(Beginning of Dataset entries)

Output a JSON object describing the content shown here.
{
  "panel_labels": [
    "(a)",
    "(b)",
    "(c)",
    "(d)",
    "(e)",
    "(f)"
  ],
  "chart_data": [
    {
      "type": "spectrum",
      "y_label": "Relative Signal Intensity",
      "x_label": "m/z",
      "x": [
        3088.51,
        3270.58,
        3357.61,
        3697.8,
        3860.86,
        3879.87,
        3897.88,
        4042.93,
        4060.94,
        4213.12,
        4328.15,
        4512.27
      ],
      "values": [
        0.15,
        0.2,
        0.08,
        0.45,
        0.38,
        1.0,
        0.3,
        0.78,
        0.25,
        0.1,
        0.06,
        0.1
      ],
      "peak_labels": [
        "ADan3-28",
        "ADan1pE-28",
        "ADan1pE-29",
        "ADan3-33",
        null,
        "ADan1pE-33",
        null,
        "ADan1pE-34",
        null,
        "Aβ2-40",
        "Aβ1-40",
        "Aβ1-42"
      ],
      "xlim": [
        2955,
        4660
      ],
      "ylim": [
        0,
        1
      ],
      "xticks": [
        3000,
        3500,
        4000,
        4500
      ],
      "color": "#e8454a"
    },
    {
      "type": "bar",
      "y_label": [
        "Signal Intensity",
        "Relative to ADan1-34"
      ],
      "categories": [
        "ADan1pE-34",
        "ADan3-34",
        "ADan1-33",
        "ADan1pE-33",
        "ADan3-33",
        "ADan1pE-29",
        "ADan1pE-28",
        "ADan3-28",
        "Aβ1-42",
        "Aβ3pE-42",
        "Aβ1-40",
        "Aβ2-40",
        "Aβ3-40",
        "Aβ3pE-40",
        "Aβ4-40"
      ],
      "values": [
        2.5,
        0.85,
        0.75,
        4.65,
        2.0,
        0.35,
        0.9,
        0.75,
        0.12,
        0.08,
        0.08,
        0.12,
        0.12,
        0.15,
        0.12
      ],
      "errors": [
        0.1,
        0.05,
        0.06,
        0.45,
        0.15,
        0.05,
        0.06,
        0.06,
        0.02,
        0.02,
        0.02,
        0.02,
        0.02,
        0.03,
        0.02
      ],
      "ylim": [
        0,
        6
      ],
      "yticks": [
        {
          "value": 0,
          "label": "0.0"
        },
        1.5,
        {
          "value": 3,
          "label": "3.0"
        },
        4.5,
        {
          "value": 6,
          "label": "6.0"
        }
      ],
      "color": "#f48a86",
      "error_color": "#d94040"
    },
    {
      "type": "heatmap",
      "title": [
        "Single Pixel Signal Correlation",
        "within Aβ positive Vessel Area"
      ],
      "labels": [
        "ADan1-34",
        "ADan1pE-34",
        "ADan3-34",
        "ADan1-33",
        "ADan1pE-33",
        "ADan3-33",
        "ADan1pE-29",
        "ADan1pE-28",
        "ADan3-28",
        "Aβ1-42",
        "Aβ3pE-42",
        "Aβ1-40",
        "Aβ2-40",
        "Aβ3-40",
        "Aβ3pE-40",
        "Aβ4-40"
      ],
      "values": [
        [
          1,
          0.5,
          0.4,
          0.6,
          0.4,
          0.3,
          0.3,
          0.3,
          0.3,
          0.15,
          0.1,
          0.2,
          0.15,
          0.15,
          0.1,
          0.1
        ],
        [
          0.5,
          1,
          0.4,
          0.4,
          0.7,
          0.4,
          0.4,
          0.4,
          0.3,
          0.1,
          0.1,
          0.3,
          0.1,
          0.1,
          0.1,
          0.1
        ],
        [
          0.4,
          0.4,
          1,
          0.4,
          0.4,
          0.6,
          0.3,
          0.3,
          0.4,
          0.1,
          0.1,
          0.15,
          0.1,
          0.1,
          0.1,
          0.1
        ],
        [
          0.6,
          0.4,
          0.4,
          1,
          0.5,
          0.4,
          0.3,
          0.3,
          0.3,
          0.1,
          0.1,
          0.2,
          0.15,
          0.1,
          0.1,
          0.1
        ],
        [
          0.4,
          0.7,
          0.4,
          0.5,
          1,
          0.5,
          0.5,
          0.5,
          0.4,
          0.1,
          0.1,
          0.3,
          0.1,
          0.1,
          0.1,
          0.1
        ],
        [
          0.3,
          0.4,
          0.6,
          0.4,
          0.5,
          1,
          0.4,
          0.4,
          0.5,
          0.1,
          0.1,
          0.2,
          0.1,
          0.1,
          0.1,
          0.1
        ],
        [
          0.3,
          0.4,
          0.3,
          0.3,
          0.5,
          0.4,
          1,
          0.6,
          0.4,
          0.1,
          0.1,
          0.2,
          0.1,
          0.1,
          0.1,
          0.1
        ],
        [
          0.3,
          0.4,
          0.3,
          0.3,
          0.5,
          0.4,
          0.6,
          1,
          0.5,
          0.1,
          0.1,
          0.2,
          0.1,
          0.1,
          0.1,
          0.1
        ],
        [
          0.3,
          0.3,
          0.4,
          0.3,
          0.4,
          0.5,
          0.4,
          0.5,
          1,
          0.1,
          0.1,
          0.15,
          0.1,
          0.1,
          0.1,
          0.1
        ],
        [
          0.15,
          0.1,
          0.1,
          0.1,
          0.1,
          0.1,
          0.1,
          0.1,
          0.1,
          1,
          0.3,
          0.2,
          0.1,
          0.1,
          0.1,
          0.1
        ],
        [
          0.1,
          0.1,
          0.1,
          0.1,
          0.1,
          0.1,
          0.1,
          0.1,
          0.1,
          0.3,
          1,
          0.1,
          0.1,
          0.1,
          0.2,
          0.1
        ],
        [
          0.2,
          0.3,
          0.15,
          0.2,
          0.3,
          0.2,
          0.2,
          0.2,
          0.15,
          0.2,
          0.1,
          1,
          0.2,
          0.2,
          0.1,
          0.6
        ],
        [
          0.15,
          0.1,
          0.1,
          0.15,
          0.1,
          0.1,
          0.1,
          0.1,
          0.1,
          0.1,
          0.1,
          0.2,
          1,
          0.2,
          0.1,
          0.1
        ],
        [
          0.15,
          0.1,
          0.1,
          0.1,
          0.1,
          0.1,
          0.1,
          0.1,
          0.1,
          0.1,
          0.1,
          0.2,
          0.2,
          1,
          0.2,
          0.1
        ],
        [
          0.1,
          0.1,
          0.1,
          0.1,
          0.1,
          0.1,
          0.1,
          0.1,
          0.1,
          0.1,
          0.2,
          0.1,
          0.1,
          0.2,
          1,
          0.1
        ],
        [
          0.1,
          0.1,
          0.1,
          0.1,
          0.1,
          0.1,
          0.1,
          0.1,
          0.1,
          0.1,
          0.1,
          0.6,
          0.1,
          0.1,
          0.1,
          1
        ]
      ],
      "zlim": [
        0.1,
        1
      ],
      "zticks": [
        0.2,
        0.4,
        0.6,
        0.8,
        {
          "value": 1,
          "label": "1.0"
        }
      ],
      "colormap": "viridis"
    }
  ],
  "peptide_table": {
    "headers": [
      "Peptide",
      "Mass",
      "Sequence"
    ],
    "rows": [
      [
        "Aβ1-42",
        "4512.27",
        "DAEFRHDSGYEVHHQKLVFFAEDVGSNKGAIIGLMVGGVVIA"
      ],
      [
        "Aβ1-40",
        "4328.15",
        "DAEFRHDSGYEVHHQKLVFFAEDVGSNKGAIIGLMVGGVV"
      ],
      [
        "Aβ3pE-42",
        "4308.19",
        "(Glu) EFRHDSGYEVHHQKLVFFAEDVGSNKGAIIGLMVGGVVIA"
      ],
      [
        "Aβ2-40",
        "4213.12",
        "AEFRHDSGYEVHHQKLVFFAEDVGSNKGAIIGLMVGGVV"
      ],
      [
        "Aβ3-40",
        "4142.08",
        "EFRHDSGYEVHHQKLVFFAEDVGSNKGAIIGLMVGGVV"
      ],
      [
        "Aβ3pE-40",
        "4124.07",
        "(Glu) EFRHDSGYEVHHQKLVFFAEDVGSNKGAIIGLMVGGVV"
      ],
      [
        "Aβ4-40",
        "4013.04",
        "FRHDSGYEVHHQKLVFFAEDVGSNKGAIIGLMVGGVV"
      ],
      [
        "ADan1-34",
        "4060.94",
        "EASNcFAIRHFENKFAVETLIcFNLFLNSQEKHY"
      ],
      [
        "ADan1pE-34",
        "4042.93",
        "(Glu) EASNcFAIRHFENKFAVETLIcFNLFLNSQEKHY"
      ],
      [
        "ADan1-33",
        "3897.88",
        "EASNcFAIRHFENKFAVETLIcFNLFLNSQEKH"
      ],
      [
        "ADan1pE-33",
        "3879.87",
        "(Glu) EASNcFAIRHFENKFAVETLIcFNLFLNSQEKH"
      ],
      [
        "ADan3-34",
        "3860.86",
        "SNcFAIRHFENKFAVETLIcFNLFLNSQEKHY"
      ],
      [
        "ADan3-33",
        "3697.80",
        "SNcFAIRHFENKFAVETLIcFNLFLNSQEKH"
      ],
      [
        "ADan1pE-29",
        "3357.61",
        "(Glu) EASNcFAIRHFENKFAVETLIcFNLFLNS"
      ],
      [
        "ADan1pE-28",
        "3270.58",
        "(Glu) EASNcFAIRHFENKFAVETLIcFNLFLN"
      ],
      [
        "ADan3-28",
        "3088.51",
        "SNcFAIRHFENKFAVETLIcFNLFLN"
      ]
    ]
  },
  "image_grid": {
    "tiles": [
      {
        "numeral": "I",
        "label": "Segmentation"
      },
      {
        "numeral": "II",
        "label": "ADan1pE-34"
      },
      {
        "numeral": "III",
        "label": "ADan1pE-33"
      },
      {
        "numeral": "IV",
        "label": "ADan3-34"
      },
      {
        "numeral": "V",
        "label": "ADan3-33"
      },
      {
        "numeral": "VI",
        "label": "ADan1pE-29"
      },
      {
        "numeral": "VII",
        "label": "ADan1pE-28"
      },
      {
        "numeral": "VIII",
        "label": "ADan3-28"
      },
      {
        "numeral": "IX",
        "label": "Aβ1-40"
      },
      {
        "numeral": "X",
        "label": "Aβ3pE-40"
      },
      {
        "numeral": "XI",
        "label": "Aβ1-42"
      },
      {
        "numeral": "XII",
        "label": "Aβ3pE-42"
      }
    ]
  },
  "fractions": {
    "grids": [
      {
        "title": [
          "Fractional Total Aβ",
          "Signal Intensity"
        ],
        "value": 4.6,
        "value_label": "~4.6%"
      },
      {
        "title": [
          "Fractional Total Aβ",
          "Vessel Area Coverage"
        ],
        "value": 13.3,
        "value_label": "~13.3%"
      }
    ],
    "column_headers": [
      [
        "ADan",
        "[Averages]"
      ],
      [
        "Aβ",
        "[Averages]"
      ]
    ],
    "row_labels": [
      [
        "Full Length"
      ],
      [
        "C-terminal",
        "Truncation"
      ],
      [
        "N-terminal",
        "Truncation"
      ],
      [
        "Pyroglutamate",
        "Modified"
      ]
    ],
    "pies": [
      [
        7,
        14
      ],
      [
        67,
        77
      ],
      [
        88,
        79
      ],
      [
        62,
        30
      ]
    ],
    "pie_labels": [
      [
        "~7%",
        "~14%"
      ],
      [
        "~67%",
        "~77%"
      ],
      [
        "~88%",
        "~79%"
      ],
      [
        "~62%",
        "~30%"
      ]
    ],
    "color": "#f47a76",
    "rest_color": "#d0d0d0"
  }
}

(End of Dataset entries)

Assignment: Your answer should be a single number: the count of lines in the entries that contain the word "Relative".

Answer box: 2